** start MATERIAL SHOWN **

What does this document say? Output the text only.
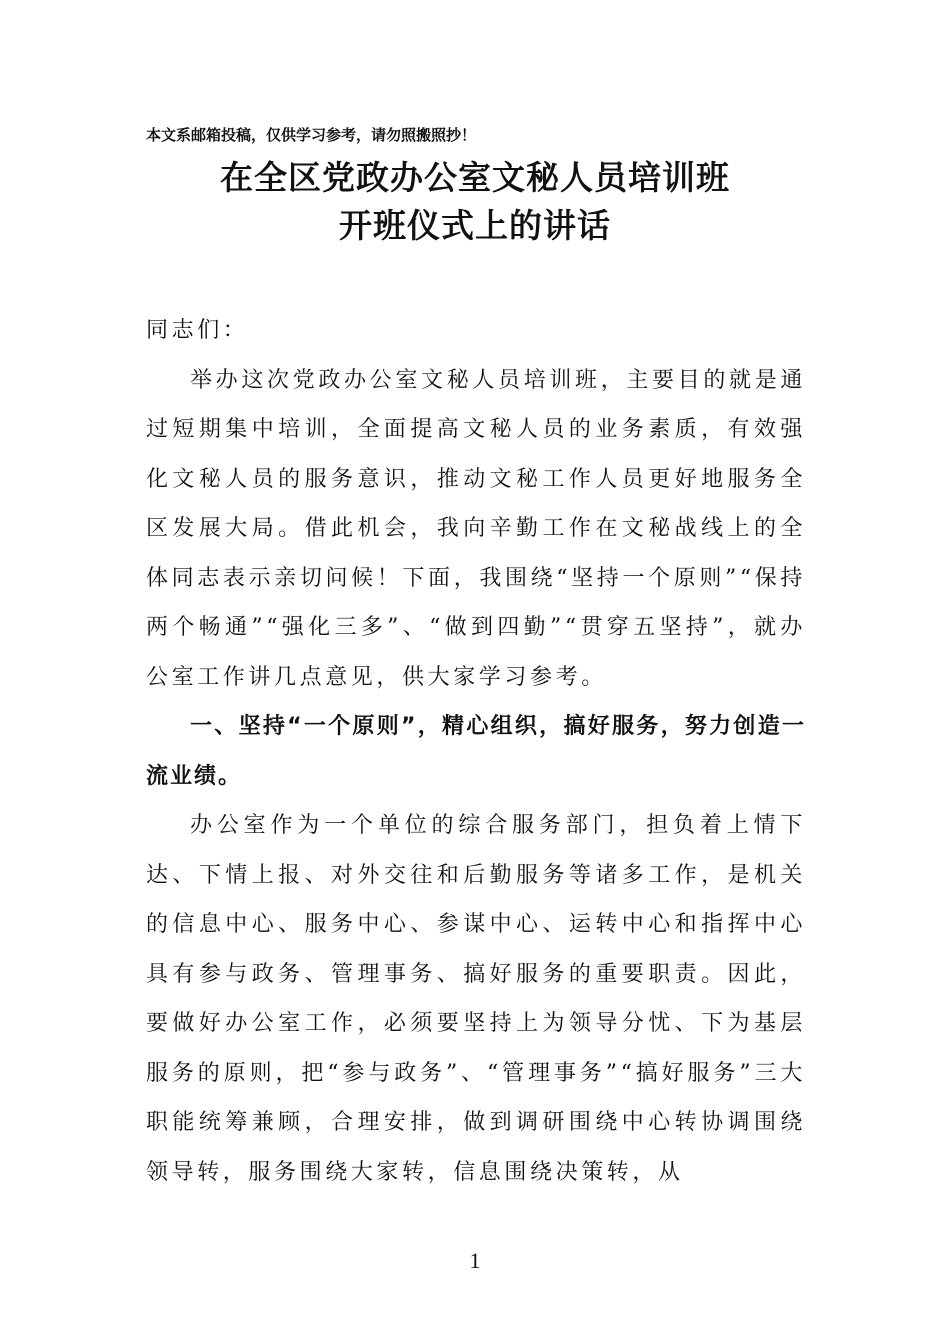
本文系邮箱投稿，仅供学习参考，请勿照搬照抄！
在全区党政办公室文秘人员培训班
开班仪式上的讲话

同志们：

举办这次党政办公室文秘人员培训班，主要目的就是通过短期集中培训，全面提高文秘人员的业务素质，有效强化文秘人员的服务意识，推动文秘工作人员更好地服务全区发展大局。借此机会，我向辛勤工作在文秘战线上的全体同志表示亲切问候！下面，我围绕“坚持一个原则”“保持两个畅通”“强化三多”、“做到四勤”“贯穿五坚持”，就办公室工作讲几点意见，供大家学习参考。

一、坚持“一个原则”，精心组织，搞好服务，努力创造一流业绩。

办公室作为一个单位的综合服务部门，担负着上情下达、下情上报、对外交往和后勤服务等诸多工作，是机关的信息中心、服务中心、参谋中心、运转中心和指挥中心具有参与政务、管理事务、搞好服务的重要职责。因此，要做好办公室工作，必须要坚持上为领导分忧、下为基层服务的原则，把“参与政务”、“管理事务”“搞好服务”三大职能统筹兼顾，合理安排，做到调研围绕中心转协调围绕领导转，服务围绕大家转，信息围绕决策转，从

1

** end MATERIAL SHOWN **

__WORK TO DO__. All of the data needs repeating exactly, but the pictures do not.

__OUTPUT OF THE TASK__.
What does this document say? Output the text only.
本文系邮箱投稿，仅供学习参考，请勿照搬照抄！
在全区党政办公室文秘人员培训班
开班仪式上的讲话

同志们：

举办这次党政办公室文秘人员培训班，主要目的就是通过短期集中培训，全面提高文秘人员的业务素质，有效强化文秘人员的服务意识，推动文秘工作人员更好地服务全区发展大局。借此机会，我向辛勤工作在文秘战线上的全体同志表示亲切问候！下面，我围绕“坚持一个原则”“保持两个畅通”“强化三多”、“做到四勤”“贯穿五坚持”，就办公室工作讲几点意见，供大家学习参考。

一、坚持“一个原则”，精心组织，搞好服务，努力创造一流业绩。

办公室作为一个单位的综合服务部门，担负着上情下达、下情上报、对外交往和后勤服务等诸多工作，是机关的信息中心、服务中心、参谋中心、运转中心和指挥中心具有参与政务、管理事务、搞好服务的重要职责。因此，要做好办公室工作，必须要坚持上为领导分忧、下为基层服务的原则，把“参与政务”、“管理事务”“搞好服务”三大职能统筹兼顾，合理安排，做到调研围绕中心转协调围绕领导转，服务围绕大家转，信息围绕决策转，从

1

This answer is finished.